Reproduce all of the listing below without alteration.
## BEGIN Extracted material
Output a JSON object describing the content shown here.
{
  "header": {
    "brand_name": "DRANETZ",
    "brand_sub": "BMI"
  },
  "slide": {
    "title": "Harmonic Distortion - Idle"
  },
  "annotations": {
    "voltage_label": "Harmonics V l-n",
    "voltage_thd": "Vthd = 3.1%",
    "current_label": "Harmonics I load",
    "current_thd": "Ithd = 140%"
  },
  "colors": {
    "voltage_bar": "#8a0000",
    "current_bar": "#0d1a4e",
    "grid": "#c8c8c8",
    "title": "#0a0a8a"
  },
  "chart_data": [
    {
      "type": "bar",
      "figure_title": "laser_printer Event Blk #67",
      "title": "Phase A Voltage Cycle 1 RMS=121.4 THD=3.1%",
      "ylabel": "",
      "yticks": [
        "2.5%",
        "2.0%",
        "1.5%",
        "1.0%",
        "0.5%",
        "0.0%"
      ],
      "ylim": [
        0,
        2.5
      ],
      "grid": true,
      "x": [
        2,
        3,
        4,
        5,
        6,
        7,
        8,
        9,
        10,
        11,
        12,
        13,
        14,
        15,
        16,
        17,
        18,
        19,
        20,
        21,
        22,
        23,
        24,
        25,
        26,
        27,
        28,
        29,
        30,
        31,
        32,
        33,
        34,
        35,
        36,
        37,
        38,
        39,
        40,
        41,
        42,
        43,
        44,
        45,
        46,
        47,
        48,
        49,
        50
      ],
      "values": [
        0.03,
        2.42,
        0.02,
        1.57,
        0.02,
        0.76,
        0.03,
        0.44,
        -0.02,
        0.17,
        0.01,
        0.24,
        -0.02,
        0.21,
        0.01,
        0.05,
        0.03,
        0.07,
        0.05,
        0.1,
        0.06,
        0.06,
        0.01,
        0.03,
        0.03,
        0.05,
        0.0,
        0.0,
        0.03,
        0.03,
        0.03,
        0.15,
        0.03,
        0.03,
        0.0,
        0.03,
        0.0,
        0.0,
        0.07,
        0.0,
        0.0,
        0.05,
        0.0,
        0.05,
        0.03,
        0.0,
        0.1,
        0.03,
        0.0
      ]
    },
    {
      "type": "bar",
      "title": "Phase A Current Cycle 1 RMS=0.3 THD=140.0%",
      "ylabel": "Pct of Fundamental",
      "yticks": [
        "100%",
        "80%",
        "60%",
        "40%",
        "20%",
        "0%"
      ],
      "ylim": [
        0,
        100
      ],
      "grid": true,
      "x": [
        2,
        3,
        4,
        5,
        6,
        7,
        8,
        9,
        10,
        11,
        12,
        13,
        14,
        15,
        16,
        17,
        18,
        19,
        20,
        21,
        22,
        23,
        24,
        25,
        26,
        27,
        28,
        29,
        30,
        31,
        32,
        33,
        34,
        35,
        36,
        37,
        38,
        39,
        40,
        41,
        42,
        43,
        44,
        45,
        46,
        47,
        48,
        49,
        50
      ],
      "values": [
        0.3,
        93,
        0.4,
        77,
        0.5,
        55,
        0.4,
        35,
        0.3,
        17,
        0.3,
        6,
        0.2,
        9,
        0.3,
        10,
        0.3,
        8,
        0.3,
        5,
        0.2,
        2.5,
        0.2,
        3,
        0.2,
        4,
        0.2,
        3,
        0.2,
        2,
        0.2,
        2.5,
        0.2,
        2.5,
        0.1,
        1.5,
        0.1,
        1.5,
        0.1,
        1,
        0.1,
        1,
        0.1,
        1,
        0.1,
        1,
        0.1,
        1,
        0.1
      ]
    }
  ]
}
## END Extracted material
Full answer:
Output a JSON object describing the content shown here.
{
  "header": {
    "brand_name": "DRANETZ",
    "brand_sub": "BMI"
  },
  "slide": {
    "title": "Harmonic Distortion - Idle"
  },
  "annotations": {
    "voltage_label": "Harmonics V l-n",
    "voltage_thd": "Vthd = 3.1%",
    "current_label": "Harmonics I load",
    "current_thd": "Ithd = 140%"
  },
  "colors": {
    "voltage_bar": "#8a0000",
    "current_bar": "#0d1a4e",
    "grid": "#c8c8c8",
    "title": "#0a0a8a"
  },
  "chart_data": [
    {
      "type": "bar",
      "figure_title": "laser_printer Event Blk #67",
      "title": "Phase A Voltage Cycle 1 RMS=121.4 THD=3.1%",
      "ylabel": "",
      "yticks": [
        "2.5%",
        "2.0%",
        "1.5%",
        "1.0%",
        "0.5%",
        "0.0%"
      ],
      "ylim": [
        0,
        2.5
      ],
      "grid": true,
      "x": [
        2,
        3,
        4,
        5,
        6,
        7,
        8,
        9,
        10,
        11,
        12,
        13,
        14,
        15,
        16,
        17,
        18,
        19,
        20,
        21,
        22,
        23,
        24,
        25,
        26,
        27,
        28,
        29,
        30,
        31,
        32,
        33,
        34,
        35,
        36,
        37,
        38,
        39,
        40,
        41,
        42,
        43,
        44,
        45,
        46,
        47,
        48,
        49,
        50
      ],
      "values": [
        0.03,
        2.42,
        0.02,
        1.57,
        0.02,
        0.76,
        0.03,
        0.44,
        -0.02,
        0.17,
        0.01,
        0.24,
        -0.02,
        0.21,
        0.01,
        0.05,
        0.03,
        0.07,
        0.05,
        0.1,
        0.06,
        0.06,
        0.01,
        0.03,
        0.03,
        0.05,
        0.0,
        0.0,
        0.03,
        0.03,
        0.03,
        0.15,
        0.03,
        0.03,
        0.0,
        0.03,
        0.0,
        0.0,
        0.07,
        0.0,
        0.0,
        0.05,
        0.0,
        0.05,
        0.03,
        0.0,
        0.1,
        0.03,
        0.0
      ]
    },
    {
      "type": "bar",
      "title": "Phase A Current Cycle 1 RMS=0.3 THD=140.0%",
      "ylabel": "Pct of Fundamental",
      "yticks": [
        "100%",
        "80%",
        "60%",
        "40%",
        "20%",
        "0%"
      ],
      "ylim": [
        0,
        100
      ],
      "grid": true,
      "x": [
        2,
        3,
        4,
        5,
        6,
        7,
        8,
        9,
        10,
        11,
        12,
        13,
        14,
        15,
        16,
        17,
        18,
        19,
        20,
        21,
        22,
        23,
        24,
        25,
        26,
        27,
        28,
        29,
        30,
        31,
        32,
        33,
        34,
        35,
        36,
        37,
        38,
        39,
        40,
        41,
        42,
        43,
        44,
        45,
        46,
        47,
        48,
        49,
        50
      ],
      "values": [
        0.3,
        93,
        0.4,
        77,
        0.5,
        55,
        0.4,
        35,
        0.3,
        17,
        0.3,
        6,
        0.2,
        9,
        0.3,
        10,
        0.3,
        8,
        0.3,
        5,
        0.2,
        2.5,
        0.2,
        3,
        0.2,
        4,
        0.2,
        3,
        0.2,
        2,
        0.2,
        2.5,
        0.2,
        2.5,
        0.1,
        1.5,
        0.1,
        1.5,
        0.1,
        1,
        0.1,
        1,
        0.1,
        1,
        0.1,
        1,
        0.1,
        1,
        0.1
      ]
    }
  ]
}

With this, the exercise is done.